Track down the lines that contain "color" and copy them.
┌────────
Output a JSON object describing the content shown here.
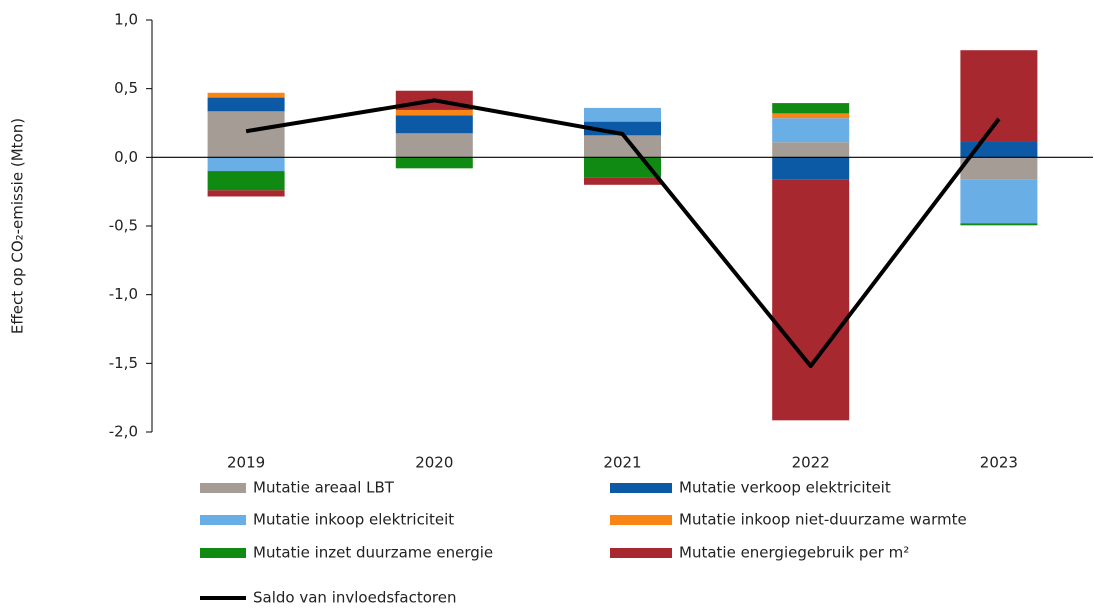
{
  "chart_data": {
    "type": "bar",
    "stacked": true,
    "y_label": "Effect op CO₂-emissie (Mton)",
    "categories": [
      "2019",
      "2020",
      "2021",
      "2022",
      "2023"
    ],
    "ylim": [
      -2.0,
      1.0
    ],
    "yticks": [
      {
        "value": 1.0,
        "label": "1,0"
      },
      {
        "value": 0.5,
        "label": "0,5"
      },
      {
        "value": 0.0,
        "label": "0,0"
      },
      {
        "value": -0.5,
        "label": "-0,5"
      },
      {
        "value": -1.0,
        "label": "-1,0"
      },
      {
        "value": -1.5,
        "label": "-1,5"
      },
      {
        "value": -2.0,
        "label": "-2,0"
      }
    ],
    "series": [
      {
        "name": "Mutatie areaal LBT",
        "color": "#a59d95",
        "values": [
          0.335,
          0.175,
          0.16,
          0.11,
          -0.16
        ]
      },
      {
        "name": "Mutatie verkoop elektriciteit",
        "color": "#0c59a5",
        "values": [
          0.1,
          0.13,
          0.1,
          -0.16,
          0.115
        ]
      },
      {
        "name": "Mutatie inkoop elektriciteit",
        "color": "#6aaee6",
        "values": [
          -0.1,
          0,
          0.1,
          0.175,
          -0.32
        ]
      },
      {
        "name": "Mutatie inkoop niet-duurzame warmte",
        "color": "#f98517",
        "values": [
          0.035,
          0.04,
          0,
          0.035,
          0
        ]
      },
      {
        "name": "Mutatie inzet duurzame energie",
        "color": "#108a12",
        "values": [
          -0.14,
          -0.08,
          -0.145,
          0.075,
          -0.015
        ]
      },
      {
        "name": "Mutatie energiegebruik per m²",
        "color": "#a8282f",
        "values": [
          -0.045,
          0.14,
          -0.055,
          -1.755,
          0.665
        ]
      },
      {
        "name": "Saldo van invloedsfactoren",
        "type": "line",
        "color": "#000000",
        "values": [
          0.19,
          0.415,
          0.17,
          -1.52,
          0.28
        ]
      }
    ]
  }
}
└────────
_Written answer_
        "color": "#a59d95",
        "color": "#0c59a5",
        "color": "#6aaee6",
        "color": "#f98517",
        "color": "#108a12",
        "color": "#a8282f",
        "color": "#000000",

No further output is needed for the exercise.